## WRITTEN PROBLEM
Whenever a line contains the string "fxdreema", copy it out of the entries.

Dataset records
........
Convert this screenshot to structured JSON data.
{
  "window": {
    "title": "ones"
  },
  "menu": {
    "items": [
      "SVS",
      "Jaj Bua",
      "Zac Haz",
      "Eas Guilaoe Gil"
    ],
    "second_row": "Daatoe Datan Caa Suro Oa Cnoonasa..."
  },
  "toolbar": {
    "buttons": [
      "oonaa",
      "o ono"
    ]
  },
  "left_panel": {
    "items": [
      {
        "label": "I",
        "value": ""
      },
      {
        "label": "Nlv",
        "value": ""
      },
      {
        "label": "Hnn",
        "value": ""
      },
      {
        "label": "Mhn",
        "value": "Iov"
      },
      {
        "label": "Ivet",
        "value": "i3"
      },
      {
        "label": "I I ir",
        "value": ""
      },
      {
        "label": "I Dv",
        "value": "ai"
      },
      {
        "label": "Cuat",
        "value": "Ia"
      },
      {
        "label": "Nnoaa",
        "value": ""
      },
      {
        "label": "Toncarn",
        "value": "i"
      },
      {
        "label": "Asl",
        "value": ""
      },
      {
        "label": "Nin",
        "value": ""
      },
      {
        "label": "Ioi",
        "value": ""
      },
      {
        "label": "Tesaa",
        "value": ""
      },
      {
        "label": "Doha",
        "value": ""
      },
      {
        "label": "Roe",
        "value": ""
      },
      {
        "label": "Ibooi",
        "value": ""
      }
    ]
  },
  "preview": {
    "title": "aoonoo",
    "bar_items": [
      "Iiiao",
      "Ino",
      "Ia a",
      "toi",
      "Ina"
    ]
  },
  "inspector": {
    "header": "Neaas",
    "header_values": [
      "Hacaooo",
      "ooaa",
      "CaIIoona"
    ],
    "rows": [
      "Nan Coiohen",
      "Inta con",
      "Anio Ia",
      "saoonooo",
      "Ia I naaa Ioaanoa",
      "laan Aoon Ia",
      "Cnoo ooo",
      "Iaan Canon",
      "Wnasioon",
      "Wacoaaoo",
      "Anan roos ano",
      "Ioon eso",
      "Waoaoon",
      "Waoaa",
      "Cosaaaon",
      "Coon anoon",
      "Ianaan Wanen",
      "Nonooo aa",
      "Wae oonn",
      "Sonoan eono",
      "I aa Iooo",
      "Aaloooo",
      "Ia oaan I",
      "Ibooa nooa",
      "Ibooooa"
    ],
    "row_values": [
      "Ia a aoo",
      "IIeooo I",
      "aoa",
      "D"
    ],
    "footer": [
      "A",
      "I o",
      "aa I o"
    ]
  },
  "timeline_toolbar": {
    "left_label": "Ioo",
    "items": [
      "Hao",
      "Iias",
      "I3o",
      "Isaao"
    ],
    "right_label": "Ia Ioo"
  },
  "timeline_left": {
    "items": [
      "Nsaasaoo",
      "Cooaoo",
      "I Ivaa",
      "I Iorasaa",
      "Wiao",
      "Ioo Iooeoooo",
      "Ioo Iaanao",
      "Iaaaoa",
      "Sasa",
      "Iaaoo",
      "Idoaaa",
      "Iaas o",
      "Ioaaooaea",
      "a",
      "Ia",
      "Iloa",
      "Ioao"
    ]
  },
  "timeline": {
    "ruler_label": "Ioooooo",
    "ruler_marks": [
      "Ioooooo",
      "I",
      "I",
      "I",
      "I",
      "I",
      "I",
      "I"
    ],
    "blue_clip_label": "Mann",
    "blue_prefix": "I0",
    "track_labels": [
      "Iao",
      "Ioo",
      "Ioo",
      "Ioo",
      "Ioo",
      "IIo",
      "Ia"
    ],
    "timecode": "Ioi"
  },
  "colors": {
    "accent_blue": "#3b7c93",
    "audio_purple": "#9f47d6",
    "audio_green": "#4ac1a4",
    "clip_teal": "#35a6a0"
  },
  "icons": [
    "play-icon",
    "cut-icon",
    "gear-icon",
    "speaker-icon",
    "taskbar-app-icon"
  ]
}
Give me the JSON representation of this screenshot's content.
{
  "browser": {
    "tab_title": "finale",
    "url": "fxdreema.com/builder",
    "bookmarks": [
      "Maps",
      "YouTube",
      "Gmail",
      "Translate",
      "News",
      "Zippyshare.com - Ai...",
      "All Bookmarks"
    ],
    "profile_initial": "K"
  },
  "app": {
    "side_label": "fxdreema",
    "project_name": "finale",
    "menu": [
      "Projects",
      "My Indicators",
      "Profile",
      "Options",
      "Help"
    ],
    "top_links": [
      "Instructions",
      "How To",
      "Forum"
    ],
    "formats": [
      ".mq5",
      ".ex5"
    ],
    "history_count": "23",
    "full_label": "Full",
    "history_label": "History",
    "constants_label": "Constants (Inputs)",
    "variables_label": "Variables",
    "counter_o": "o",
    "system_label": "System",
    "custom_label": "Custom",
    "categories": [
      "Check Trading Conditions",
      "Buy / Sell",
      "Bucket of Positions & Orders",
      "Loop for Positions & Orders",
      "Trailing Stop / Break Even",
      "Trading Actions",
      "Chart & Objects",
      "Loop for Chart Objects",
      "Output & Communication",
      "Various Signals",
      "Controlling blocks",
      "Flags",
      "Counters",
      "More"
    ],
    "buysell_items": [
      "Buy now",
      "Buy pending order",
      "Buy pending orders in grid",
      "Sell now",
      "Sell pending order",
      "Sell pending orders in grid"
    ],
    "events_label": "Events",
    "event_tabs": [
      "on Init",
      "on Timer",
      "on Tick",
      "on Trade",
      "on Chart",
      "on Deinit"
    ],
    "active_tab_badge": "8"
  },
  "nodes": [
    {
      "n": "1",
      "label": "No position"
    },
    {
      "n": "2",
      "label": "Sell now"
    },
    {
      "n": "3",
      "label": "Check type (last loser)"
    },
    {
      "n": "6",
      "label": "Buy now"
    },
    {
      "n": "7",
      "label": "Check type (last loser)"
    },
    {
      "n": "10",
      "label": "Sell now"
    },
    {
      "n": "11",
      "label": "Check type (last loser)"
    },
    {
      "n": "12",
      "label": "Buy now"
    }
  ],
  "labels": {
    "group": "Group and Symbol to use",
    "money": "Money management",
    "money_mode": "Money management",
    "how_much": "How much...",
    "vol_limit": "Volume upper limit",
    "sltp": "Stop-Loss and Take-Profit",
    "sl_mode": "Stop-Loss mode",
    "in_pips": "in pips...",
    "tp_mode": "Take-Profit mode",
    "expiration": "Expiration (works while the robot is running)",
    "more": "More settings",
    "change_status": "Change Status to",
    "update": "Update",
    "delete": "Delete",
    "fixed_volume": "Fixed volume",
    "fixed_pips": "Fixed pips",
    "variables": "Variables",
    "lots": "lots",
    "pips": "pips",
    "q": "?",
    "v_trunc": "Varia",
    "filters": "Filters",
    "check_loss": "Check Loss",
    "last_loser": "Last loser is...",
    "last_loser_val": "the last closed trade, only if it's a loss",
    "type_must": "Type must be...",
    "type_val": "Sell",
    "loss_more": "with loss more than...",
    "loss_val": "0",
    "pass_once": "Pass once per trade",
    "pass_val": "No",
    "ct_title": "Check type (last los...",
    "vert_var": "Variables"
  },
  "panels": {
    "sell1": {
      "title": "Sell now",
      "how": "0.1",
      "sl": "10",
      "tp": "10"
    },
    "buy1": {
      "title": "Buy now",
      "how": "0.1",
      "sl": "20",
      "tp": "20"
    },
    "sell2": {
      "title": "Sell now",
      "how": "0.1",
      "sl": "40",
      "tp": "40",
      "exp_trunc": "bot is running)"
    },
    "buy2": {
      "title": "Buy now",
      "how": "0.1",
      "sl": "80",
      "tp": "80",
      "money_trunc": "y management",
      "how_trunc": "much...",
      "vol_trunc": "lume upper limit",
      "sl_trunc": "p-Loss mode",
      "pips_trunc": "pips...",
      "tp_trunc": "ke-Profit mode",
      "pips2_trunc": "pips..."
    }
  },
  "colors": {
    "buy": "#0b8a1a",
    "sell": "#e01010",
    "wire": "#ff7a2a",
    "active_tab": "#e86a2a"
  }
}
........
## WRITTEN ANSWER
    "url": "fxdreema.com/builder",
    "side_label": "fxdreema",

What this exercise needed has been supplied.